=== DATASET ROWS ===

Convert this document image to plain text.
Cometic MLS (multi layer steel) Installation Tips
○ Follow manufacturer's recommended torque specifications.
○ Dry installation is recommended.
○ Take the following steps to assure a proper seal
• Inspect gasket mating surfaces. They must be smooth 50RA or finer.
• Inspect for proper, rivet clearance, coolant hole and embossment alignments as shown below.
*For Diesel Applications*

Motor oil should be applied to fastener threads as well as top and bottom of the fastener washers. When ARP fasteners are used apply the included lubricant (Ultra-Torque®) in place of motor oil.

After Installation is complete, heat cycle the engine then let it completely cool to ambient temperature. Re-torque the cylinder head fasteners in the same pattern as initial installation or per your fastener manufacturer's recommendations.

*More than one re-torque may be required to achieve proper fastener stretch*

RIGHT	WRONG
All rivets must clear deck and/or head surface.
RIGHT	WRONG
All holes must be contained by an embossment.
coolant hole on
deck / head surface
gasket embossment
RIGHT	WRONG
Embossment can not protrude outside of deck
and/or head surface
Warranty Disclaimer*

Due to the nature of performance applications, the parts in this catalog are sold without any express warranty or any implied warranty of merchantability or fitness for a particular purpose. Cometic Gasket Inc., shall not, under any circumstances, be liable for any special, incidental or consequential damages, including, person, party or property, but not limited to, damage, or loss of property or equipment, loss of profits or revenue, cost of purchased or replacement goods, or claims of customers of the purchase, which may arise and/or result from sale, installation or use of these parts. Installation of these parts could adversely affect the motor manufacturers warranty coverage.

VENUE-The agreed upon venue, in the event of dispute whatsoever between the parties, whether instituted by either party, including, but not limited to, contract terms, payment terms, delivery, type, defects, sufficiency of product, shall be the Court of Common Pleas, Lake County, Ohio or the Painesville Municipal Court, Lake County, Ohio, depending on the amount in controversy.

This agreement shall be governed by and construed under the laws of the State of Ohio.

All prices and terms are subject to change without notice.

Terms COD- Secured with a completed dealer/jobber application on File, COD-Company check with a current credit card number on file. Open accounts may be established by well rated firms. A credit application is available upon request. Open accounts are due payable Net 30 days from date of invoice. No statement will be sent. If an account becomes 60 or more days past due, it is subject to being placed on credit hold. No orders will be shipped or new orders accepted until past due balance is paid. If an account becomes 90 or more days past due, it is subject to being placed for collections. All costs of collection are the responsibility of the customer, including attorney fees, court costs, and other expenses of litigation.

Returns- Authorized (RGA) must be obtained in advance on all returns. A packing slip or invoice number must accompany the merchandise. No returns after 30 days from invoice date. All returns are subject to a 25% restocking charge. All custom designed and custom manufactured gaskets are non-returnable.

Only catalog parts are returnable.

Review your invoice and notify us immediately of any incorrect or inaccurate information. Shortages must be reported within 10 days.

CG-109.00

===

## WORK INSTRUCTIONS
Where a line holds "coolant", copy that line.

## PROBLEM SOLUTION
• Inspect for proper, rivet clearance, coolant hole and embossment alignments as shown below.
coolant hole on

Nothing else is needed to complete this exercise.